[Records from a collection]
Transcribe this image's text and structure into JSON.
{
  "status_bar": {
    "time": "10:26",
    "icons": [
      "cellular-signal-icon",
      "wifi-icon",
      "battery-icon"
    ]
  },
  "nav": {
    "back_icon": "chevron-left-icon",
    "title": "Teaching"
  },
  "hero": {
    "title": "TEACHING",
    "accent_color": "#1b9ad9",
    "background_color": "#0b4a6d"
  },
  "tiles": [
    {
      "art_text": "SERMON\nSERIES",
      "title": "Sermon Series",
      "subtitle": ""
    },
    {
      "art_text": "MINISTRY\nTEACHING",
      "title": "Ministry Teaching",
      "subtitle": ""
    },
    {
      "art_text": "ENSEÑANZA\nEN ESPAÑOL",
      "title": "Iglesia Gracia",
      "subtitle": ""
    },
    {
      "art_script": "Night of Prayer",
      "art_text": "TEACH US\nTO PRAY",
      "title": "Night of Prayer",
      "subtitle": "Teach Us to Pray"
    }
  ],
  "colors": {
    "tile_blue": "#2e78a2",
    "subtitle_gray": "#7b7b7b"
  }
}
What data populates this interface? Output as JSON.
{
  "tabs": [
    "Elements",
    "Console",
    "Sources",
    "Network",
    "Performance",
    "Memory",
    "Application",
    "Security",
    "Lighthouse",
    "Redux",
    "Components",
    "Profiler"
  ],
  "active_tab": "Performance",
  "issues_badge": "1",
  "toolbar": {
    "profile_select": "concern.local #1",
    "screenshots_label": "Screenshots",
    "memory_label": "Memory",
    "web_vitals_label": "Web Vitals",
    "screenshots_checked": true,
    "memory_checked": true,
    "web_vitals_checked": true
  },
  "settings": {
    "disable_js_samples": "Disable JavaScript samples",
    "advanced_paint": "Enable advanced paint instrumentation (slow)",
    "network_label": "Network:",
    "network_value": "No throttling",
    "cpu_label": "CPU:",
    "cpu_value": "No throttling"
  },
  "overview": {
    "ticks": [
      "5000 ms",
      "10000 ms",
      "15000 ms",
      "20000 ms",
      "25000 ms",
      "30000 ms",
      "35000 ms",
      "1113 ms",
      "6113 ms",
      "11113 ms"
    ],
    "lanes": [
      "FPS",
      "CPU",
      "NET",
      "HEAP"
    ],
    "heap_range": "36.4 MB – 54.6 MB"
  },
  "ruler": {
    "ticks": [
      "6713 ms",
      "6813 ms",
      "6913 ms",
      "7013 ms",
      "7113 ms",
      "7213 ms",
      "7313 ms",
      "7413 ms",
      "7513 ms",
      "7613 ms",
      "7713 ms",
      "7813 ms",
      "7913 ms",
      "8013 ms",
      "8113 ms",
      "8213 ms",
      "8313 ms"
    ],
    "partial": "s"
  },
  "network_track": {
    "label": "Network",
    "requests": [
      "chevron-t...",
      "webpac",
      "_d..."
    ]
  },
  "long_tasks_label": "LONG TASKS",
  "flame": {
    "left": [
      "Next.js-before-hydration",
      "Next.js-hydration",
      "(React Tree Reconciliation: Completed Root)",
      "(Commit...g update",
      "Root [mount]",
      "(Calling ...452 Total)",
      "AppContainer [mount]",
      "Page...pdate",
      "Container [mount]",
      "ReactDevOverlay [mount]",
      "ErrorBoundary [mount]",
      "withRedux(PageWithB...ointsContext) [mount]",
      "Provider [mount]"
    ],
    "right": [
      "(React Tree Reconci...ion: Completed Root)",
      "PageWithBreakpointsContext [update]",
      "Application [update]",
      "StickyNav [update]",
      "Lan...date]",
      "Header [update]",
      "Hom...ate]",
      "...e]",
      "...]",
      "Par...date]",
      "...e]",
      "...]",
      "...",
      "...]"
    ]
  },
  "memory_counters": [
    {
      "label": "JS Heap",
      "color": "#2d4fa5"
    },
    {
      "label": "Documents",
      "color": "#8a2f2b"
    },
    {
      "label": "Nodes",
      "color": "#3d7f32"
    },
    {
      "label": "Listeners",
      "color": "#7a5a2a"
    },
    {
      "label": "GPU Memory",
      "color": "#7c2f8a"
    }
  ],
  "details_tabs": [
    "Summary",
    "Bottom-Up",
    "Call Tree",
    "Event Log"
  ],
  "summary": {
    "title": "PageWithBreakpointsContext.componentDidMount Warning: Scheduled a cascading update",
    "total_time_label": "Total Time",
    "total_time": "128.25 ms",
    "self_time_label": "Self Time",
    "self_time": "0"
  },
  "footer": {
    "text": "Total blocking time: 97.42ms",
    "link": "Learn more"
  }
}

### What is asked:
Make an exact copy of the records.

### Written solution:
Transcribe this image's text and structure into JSON.
{
  "status_bar": {
    "time": "10:26",
    "icons": [
      "cellular-signal-icon",
      "wifi-icon",
      "battery-icon"
    ]
  },
  "nav": {
    "back_icon": "chevron-left-icon",
    "title": "Teaching"
  },
  "hero": {
    "title": "TEACHING",
    "accent_color": "#1b9ad9",
    "background_color": "#0b4a6d"
  },
  "tiles": [
    {
      "art_text": "SERMON\nSERIES",
      "title": "Sermon Series",
      "subtitle": ""
    },
    {
      "art_text": "MINISTRY\nTEACHING",
      "title": "Ministry Teaching",
      "subtitle": ""
    },
    {
      "art_text": "ENSEÑANZA\nEN ESPAÑOL",
      "title": "Iglesia Gracia",
      "subtitle": ""
    },
    {
      "art_script": "Night of Prayer",
      "art_text": "TEACH US\nTO PRAY",
      "title": "Night of Prayer",
      "subtitle": "Teach Us to Pray"
    }
  ],
  "colors": {
    "tile_blue": "#2e78a2",
    "subtitle_gray": "#7b7b7b"
  }
}
What data populates this interface? Output as JSON.
{
  "tabs": [
    "Elements",
    "Console",
    "Sources",
    "Network",
    "Performance",
    "Memory",
    "Application",
    "Security",
    "Lighthouse",
    "Redux",
    "Components",
    "Profiler"
  ],
  "active_tab": "Performance",
  "issues_badge": "1",
  "toolbar": {
    "profile_select": "concern.local #1",
    "screenshots_label": "Screenshots",
    "memory_label": "Memory",
    "web_vitals_label": "Web Vitals",
    "screenshots_checked": true,
    "memory_checked": true,
    "web_vitals_checked": true
  },
  "settings": {
    "disable_js_samples": "Disable JavaScript samples",
    "advanced_paint": "Enable advanced paint instrumentation (slow)",
    "network_label": "Network:",
    "network_value": "No throttling",
    "cpu_label": "CPU:",
    "cpu_value": "No throttling"
  },
  "overview": {
    "ticks": [
      "5000 ms",
      "10000 ms",
      "15000 ms",
      "20000 ms",
      "25000 ms",
      "30000 ms",
      "35000 ms",
      "1113 ms",
      "6113 ms",
      "11113 ms"
    ],
    "lanes": [
      "FPS",
      "CPU",
      "NET",
      "HEAP"
    ],
    "heap_range": "36.4 MB – 54.6 MB"
  },
  "ruler": {
    "ticks": [
      "6713 ms",
      "6813 ms",
      "6913 ms",
      "7013 ms",
      "7113 ms",
      "7213 ms",
      "7313 ms",
      "7413 ms",
      "7513 ms",
      "7613 ms",
      "7713 ms",
      "7813 ms",
      "7913 ms",
      "8013 ms",
      "8113 ms",
      "8213 ms",
      "8313 ms"
    ],
    "partial": "s"
  },
  "network_track": {
    "label": "Network",
    "requests": [
      "chevron-t...",
      "webpac",
      "_d..."
    ]
  },
  "long_tasks_label": "LONG TASKS",
  "flame": {
    "left": [
      "Next.js-before-hydration",
      "Next.js-hydration",
      "(React Tree Reconciliation: Completed Root)",
      "(Commit...g update",
      "Root [mount]",
      "(Calling ...452 Total)",
      "AppContainer [mount]",
      "Page...pdate",
      "Container [mount]",
      "ReactDevOverlay [mount]",
      "ErrorBoundary [mount]",
      "withRedux(PageWithB...ointsContext) [mount]",
      "Provider [mount]"
    ],
    "right": [
      "(React Tree Reconci...ion: Completed Root)",
      "PageWithBreakpointsContext [update]",
      "Application [update]",
      "StickyNav [update]",
      "Lan...date]",
      "Header [update]",
      "Hom...ate]",
      "...e]",
      "...]",
      "Par...date]",
      "...e]",
      "...]",
      "...",
      "...]"
    ]
  },
  "memory_counters": [
    {
      "label": "JS Heap",
      "color": "#2d4fa5"
    },
    {
      "label": "Documents",
      "color": "#8a2f2b"
    },
    {
      "label": "Nodes",
      "color": "#3d7f32"
    },
    {
      "label": "Listeners",
      "color": "#7a5a2a"
    },
    {
      "label": "GPU Memory",
      "color": "#7c2f8a"
    }
  ],
  "details_tabs": [
    "Summary",
    "Bottom-Up",
    "Call Tree",
    "Event Log"
  ],
  "summary": {
    "title": "PageWithBreakpointsContext.componentDidMount Warning: Scheduled a cascading update",
    "total_time_label": "Total Time",
    "total_time": "128.25 ms",
    "self_time_label": "Self Time",
    "self_time": "0"
  },
  "footer": {
    "text": "Total blocking time: 97.42ms",
    "link": "Learn more"
  }
}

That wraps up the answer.